→ **Exercise requirements**: Check every line of the entries below for the word "icon", and copy the ones that have it.

** BEGIN Dataset extract **

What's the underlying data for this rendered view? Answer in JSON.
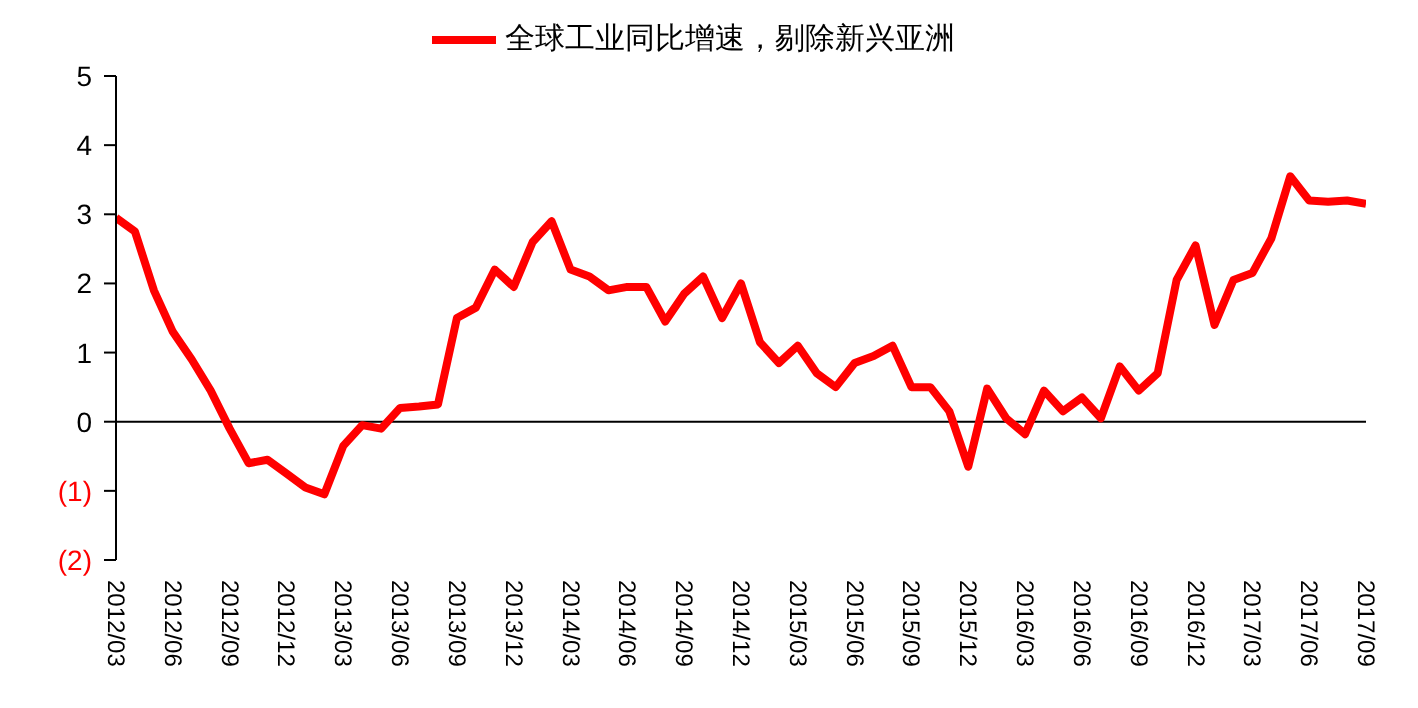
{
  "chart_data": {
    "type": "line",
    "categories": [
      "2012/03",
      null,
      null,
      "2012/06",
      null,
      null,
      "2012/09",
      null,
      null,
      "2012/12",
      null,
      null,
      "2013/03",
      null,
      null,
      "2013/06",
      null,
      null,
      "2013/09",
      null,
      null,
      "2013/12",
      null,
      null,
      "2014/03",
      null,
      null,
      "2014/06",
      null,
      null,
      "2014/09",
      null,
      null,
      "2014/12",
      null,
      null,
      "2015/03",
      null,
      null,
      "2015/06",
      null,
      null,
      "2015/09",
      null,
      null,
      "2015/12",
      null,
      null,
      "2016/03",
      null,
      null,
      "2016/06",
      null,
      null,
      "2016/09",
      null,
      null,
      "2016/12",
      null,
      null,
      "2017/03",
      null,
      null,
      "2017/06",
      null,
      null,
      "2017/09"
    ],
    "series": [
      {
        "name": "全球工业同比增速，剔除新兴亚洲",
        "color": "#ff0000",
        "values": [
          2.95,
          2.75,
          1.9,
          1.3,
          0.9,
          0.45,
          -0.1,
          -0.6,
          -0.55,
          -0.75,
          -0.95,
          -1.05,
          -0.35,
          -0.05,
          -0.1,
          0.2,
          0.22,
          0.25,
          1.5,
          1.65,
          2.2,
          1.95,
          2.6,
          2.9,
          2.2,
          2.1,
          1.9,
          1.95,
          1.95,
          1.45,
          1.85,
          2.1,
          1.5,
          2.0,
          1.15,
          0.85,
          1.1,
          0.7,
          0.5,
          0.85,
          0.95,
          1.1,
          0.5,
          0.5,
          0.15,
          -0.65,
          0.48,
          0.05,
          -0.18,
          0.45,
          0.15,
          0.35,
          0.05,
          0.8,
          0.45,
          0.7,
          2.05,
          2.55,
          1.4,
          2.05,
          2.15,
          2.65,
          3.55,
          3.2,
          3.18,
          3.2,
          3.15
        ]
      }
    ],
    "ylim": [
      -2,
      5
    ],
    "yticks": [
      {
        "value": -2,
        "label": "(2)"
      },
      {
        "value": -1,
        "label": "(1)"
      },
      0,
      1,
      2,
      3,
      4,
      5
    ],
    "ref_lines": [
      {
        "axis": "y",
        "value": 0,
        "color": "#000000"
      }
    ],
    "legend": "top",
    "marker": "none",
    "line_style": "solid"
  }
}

** END Dataset extract **
** BEGIN Dataset extract **

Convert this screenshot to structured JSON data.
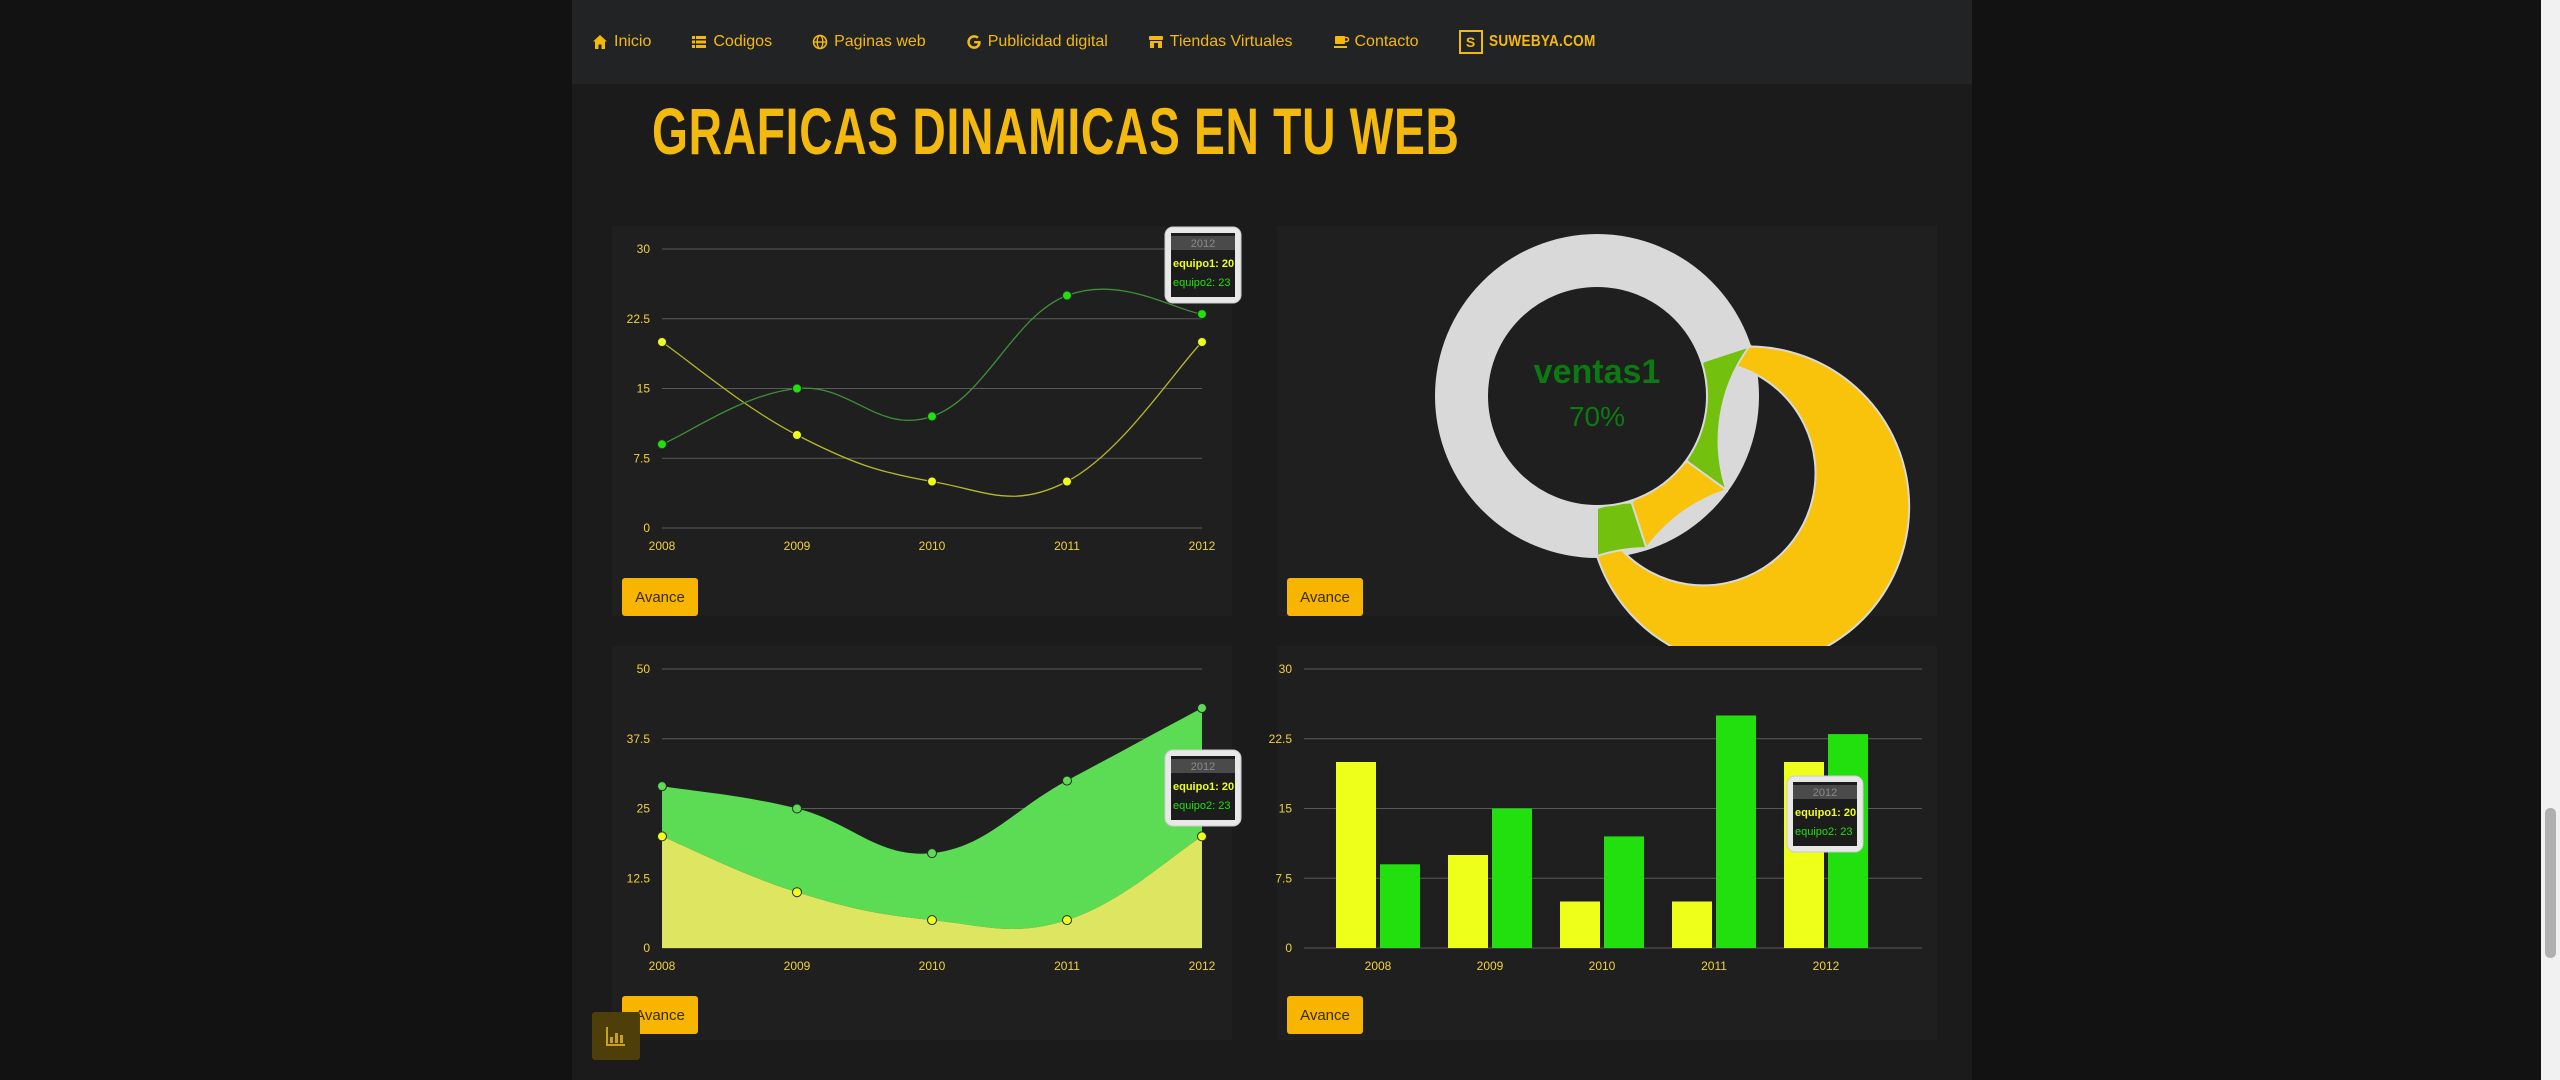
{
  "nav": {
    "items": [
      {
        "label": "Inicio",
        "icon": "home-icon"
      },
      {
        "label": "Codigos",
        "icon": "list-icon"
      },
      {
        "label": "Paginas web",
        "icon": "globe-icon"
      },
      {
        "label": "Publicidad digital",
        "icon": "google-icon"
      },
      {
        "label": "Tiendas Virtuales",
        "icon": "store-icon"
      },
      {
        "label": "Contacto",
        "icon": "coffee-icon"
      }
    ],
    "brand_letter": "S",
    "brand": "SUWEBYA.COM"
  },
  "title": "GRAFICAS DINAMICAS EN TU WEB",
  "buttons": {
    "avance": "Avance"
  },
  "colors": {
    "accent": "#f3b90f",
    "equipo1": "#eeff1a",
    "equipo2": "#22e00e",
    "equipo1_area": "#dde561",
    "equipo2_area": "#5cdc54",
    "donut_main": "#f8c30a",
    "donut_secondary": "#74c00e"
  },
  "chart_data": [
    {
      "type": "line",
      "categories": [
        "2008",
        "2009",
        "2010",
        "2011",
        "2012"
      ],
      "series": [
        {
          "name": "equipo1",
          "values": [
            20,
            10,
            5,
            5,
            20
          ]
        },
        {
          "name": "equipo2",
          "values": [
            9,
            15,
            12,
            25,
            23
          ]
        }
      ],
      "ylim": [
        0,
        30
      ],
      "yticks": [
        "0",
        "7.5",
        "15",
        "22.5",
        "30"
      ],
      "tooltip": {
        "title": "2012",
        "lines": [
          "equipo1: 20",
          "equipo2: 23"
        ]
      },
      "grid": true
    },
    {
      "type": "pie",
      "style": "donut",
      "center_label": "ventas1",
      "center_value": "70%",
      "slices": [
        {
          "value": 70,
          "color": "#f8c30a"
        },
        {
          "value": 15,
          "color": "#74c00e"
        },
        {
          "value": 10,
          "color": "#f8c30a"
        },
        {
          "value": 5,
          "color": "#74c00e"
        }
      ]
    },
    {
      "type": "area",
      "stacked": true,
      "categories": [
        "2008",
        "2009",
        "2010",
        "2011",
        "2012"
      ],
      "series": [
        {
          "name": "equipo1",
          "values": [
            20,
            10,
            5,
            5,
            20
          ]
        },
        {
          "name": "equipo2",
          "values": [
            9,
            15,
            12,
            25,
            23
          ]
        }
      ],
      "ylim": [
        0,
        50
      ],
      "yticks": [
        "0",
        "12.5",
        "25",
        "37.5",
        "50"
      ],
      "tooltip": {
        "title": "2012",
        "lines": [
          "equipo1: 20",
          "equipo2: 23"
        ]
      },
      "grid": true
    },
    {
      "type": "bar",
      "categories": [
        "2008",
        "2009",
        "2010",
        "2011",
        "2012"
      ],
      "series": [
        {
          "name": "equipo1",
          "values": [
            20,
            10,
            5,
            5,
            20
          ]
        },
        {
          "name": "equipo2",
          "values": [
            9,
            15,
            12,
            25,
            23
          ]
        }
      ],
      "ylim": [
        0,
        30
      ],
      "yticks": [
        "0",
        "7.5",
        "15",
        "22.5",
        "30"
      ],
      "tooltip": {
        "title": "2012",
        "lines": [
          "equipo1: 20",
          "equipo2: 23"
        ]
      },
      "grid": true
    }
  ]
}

** END Dataset extract **
** BEGIN Dataset extract **

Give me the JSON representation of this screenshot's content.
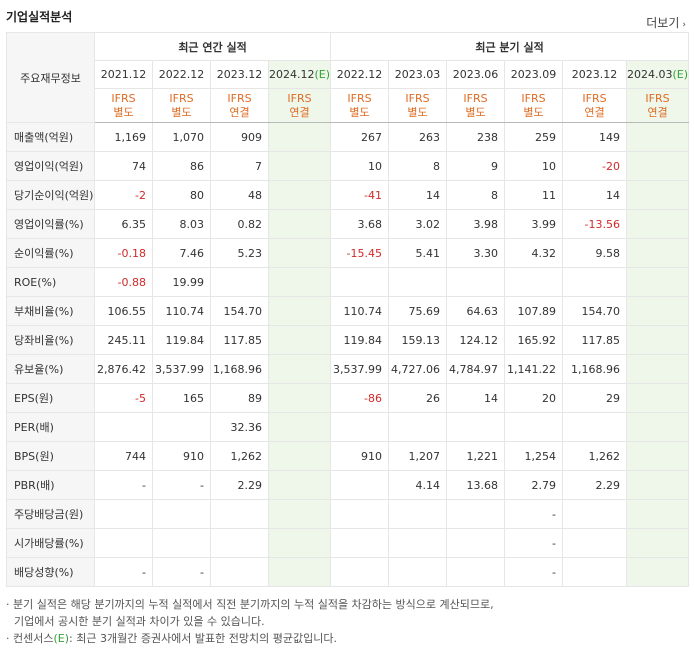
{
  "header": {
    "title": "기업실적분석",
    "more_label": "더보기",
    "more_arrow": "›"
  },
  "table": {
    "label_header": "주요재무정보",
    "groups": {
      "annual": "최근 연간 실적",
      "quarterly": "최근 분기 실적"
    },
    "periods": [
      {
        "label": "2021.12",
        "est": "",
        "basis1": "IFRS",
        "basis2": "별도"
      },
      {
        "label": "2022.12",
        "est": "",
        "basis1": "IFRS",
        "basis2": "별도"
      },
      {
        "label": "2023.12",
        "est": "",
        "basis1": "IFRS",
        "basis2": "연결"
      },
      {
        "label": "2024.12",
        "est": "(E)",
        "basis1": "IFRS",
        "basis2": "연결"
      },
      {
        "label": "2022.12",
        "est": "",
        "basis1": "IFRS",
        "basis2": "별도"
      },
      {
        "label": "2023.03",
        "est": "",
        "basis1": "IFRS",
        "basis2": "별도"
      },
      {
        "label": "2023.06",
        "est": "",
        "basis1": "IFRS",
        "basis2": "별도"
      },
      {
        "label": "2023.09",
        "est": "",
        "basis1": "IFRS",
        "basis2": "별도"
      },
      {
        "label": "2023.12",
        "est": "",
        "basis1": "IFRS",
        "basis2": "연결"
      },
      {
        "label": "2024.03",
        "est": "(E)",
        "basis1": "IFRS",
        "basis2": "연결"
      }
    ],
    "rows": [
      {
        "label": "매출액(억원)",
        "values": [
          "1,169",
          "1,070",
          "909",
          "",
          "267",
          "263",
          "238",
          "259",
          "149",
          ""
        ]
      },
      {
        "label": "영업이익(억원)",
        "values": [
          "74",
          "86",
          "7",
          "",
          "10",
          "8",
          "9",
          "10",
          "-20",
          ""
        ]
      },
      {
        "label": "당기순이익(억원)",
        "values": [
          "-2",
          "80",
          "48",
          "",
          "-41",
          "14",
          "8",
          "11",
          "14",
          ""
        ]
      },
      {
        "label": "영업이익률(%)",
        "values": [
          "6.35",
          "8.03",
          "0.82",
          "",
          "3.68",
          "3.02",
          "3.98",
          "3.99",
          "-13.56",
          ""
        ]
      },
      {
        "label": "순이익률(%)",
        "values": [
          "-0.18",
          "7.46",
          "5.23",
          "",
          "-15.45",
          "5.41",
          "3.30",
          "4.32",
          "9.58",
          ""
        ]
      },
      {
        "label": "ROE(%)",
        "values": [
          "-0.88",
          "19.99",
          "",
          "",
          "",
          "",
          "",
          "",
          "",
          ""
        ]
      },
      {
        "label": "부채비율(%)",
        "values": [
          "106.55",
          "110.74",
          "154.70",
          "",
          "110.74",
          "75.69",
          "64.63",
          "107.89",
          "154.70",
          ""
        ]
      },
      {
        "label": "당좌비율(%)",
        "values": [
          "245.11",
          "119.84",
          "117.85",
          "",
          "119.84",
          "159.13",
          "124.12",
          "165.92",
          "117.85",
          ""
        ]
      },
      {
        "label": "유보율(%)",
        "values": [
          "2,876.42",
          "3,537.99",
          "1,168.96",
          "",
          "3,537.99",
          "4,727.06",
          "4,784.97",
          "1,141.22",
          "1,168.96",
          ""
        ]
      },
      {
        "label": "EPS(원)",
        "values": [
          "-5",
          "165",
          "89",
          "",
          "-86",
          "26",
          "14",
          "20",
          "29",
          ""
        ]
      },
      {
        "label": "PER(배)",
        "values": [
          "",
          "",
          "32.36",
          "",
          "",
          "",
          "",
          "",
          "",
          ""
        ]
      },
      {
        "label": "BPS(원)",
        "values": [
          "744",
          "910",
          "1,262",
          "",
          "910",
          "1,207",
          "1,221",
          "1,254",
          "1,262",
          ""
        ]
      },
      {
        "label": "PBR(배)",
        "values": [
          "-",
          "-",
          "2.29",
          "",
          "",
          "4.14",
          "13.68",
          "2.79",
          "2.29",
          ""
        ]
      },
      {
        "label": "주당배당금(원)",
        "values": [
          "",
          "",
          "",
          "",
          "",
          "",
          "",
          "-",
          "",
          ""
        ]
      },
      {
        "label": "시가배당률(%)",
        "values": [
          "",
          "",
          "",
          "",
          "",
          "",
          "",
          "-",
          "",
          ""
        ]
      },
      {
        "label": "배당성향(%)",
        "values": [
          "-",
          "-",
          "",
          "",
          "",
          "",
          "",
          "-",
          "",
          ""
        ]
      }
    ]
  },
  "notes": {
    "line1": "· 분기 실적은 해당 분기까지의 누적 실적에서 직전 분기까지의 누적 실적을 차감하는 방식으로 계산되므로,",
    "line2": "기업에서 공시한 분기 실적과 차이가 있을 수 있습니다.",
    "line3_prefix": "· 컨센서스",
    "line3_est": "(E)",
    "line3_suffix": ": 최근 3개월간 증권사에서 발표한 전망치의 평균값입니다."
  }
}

** END Dataset extract **

→ **Solved exercise**:
        "icon": "home-icon"
        "icon": "list-icon"
        "icon": "globe-icon"
        "icon": "google-icon"
        "icon": "store-icon"
        "icon": "coffee-icon"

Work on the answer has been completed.